:: Dataset extract ::
-------

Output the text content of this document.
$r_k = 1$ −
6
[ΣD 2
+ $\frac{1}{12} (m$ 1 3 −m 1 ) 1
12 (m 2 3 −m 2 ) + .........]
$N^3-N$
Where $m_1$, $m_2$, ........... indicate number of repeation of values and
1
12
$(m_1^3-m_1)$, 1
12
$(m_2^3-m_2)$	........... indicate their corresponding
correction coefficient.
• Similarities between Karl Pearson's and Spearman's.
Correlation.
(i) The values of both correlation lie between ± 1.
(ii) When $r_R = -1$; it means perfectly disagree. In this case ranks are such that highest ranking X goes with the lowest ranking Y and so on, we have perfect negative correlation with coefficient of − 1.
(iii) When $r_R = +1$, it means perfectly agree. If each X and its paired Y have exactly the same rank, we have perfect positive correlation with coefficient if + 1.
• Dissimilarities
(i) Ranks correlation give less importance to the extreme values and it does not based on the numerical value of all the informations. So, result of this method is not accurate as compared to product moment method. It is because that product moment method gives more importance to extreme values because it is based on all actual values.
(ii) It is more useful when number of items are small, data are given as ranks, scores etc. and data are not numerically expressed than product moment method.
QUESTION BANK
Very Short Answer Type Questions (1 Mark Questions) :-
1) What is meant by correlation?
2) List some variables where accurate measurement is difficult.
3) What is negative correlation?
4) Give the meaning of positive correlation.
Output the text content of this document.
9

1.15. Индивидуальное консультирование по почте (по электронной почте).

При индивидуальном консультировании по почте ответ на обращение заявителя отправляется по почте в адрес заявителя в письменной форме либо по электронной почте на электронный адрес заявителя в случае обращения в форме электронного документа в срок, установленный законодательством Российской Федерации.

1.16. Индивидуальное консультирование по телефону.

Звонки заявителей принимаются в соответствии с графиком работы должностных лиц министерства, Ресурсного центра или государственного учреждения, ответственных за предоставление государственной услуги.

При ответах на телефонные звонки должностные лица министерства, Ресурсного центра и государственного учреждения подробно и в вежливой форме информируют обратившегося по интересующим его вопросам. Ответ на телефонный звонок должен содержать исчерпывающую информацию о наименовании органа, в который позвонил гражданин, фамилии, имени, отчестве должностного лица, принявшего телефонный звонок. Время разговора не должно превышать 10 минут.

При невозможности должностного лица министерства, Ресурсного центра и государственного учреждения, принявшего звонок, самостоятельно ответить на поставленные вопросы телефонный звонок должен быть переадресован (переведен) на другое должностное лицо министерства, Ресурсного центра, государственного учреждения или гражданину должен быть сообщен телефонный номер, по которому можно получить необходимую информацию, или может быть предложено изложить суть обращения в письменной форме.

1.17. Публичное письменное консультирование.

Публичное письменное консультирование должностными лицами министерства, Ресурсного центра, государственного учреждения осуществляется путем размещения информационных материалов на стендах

-------

:: Short task ::
Quote all the records exactly, please, leaving none out.

:: Answer for the task ::
Output the text content of this document.
$r_k = 1$ −
6
[ΣD 2
+ $\frac{1}{12} (m$ 1 3 −m 1 ) 1
12 (m 2 3 −m 2 ) + .........]
$N^3-N$
Where $m_1$, $m_2$, ........... indicate number of repeation of values and
1
12
$(m_1^3-m_1)$, 1
12
$(m_2^3-m_2)$	........... indicate their corresponding
correction coefficient.
• Similarities between Karl Pearson's and Spearman's.
Correlation.
(i) The values of both correlation lie between ± 1.
(ii) When $r_R = -1$; it means perfectly disagree. In this case ranks are such that highest ranking X goes with the lowest ranking Y and so on, we have perfect negative correlation with coefficient of − 1.
(iii) When $r_R = +1$, it means perfectly agree. If each X and its paired Y have exactly the same rank, we have perfect positive correlation with coefficient if + 1.
• Dissimilarities
(i) Ranks correlation give less importance to the extreme values and it does not based on the numerical value of all the informations. So, result of this method is not accurate as compared to product moment method. It is because that product moment method gives more importance to extreme values because it is based on all actual values.
(ii) It is more useful when number of items are small, data are given as ranks, scores etc. and data are not numerically expressed than product moment method.
QUESTION BANK
Very Short Answer Type Questions (1 Mark Questions) :-
1) What is meant by correlation?
2) List some variables where accurate measurement is difficult.
3) What is negative correlation?
4) Give the meaning of positive correlation.
Output the text content of this document.
9

1.15. Индивидуальное консультирование по почте (по электронной почте).

При индивидуальном консультировании по почте ответ на обращение заявителя отправляется по почте в адрес заявителя в письменной форме либо по электронной почте на электронный адрес заявителя в случае обращения в форме электронного документа в срок, установленный законодательством Российской Федерации.

1.16. Индивидуальное консультирование по телефону.

Звонки заявителей принимаются в соответствии с графиком работы должностных лиц министерства, Ресурсного центра или государственного учреждения, ответственных за предоставление государственной услуги.

При ответах на телефонные звонки должностные лица министерства, Ресурсного центра и государственного учреждения подробно и в вежливой форме информируют обратившегося по интересующим его вопросам. Ответ на телефонный звонок должен содержать исчерпывающую информацию о наименовании органа, в который позвонил гражданин, фамилии, имени, отчестве должностного лица, принявшего телефонный звонок. Время разговора не должно превышать 10 минут.

При невозможности должностного лица министерства, Ресурсного центра и государственного учреждения, принявшего звонок, самостоятельно ответить на поставленные вопросы телефонный звонок должен быть переадресован (переведен) на другое должностное лицо министерства, Ресурсного центра, государственного учреждения или гражданину должен быть сообщен телефонный номер, по которому можно получить необходимую информацию, или может быть предложено изложить суть обращения в письменной форме.

1.17. Публичное письменное консультирование.

Публичное письменное консультирование должностными лицами министерства, Ресурсного центра, государственного учреждения осуществляется путем размещения информационных материалов на стендах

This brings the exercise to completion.